Your task is to transcribe the data in full.
>> start EXTRACTED ENTRIES
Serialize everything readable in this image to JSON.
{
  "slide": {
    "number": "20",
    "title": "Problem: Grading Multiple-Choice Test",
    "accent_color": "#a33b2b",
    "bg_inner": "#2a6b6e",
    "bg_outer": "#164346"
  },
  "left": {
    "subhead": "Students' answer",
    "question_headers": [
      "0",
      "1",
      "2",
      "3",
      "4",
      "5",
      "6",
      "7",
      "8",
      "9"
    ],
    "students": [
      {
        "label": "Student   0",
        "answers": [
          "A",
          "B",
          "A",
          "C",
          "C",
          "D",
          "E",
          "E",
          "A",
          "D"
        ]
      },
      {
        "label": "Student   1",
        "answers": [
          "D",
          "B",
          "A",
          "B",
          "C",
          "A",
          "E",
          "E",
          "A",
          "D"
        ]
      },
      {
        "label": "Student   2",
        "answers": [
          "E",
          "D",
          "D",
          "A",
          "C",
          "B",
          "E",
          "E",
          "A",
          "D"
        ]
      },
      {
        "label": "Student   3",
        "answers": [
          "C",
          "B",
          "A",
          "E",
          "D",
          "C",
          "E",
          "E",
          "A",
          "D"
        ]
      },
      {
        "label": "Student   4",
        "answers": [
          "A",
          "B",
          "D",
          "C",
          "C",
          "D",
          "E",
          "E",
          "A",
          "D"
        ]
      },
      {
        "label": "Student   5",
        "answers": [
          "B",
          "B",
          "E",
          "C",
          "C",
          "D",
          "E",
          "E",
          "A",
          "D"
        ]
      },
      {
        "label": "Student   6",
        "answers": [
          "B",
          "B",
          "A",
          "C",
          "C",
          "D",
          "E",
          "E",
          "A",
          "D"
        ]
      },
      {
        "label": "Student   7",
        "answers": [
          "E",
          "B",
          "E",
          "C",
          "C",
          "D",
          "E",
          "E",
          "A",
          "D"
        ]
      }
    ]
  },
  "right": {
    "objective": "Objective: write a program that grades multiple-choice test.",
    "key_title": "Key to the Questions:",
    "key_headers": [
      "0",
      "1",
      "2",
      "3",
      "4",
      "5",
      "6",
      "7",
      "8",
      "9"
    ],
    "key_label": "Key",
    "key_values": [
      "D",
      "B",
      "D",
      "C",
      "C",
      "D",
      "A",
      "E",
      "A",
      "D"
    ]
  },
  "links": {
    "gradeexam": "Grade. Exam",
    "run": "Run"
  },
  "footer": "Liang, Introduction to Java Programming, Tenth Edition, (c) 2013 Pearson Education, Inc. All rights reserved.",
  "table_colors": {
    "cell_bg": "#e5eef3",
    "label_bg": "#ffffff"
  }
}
>> end EXTRACTED ENTRIES
_RESPONSE:_
Serialize everything readable in this image to JSON.
{
  "slide": {
    "number": "20",
    "title": "Problem: Grading Multiple-Choice Test",
    "accent_color": "#a33b2b",
    "bg_inner": "#2a6b6e",
    "bg_outer": "#164346"
  },
  "left": {
    "subhead": "Students' answer",
    "question_headers": [
      "0",
      "1",
      "2",
      "3",
      "4",
      "5",
      "6",
      "7",
      "8",
      "9"
    ],
    "students": [
      {
        "label": "Student   0",
        "answers": [
          "A",
          "B",
          "A",
          "C",
          "C",
          "D",
          "E",
          "E",
          "A",
          "D"
        ]
      },
      {
        "label": "Student   1",
        "answers": [
          "D",
          "B",
          "A",
          "B",
          "C",
          "A",
          "E",
          "E",
          "A",
          "D"
        ]
      },
      {
        "label": "Student   2",
        "answers": [
          "E",
          "D",
          "D",
          "A",
          "C",
          "B",
          "E",
          "E",
          "A",
          "D"
        ]
      },
      {
        "label": "Student   3",
        "answers": [
          "C",
          "B",
          "A",
          "E",
          "D",
          "C",
          "E",
          "E",
          "A",
          "D"
        ]
      },
      {
        "label": "Student   4",
        "answers": [
          "A",
          "B",
          "D",
          "C",
          "C",
          "D",
          "E",
          "E",
          "A",
          "D"
        ]
      },
      {
        "label": "Student   5",
        "answers": [
          "B",
          "B",
          "E",
          "C",
          "C",
          "D",
          "E",
          "E",
          "A",
          "D"
        ]
      },
      {
        "label": "Student   6",
        "answers": [
          "B",
          "B",
          "A",
          "C",
          "C",
          "D",
          "E",
          "E",
          "A",
          "D"
        ]
      },
      {
        "label": "Student   7",
        "answers": [
          "E",
          "B",
          "E",
          "C",
          "C",
          "D",
          "E",
          "E",
          "A",
          "D"
        ]
      }
    ]
  },
  "right": {
    "objective": "Objective: write a program that grades multiple-choice test.",
    "key_title": "Key to the Questions:",
    "key_headers": [
      "0",
      "1",
      "2",
      "3",
      "4",
      "5",
      "6",
      "7",
      "8",
      "9"
    ],
    "key_label": "Key",
    "key_values": [
      "D",
      "B",
      "D",
      "C",
      "C",
      "D",
      "A",
      "E",
      "A",
      "D"
    ]
  },
  "links": {
    "gradeexam": "Grade. Exam",
    "run": "Run"
  },
  "footer": "Liang, Introduction to Java Programming, Tenth Edition, (c) 2013 Pearson Education, Inc. All rights reserved.",
  "table_colors": {
    "cell_bg": "#e5eef3",
    "label_bg": "#ffffff"
  }
}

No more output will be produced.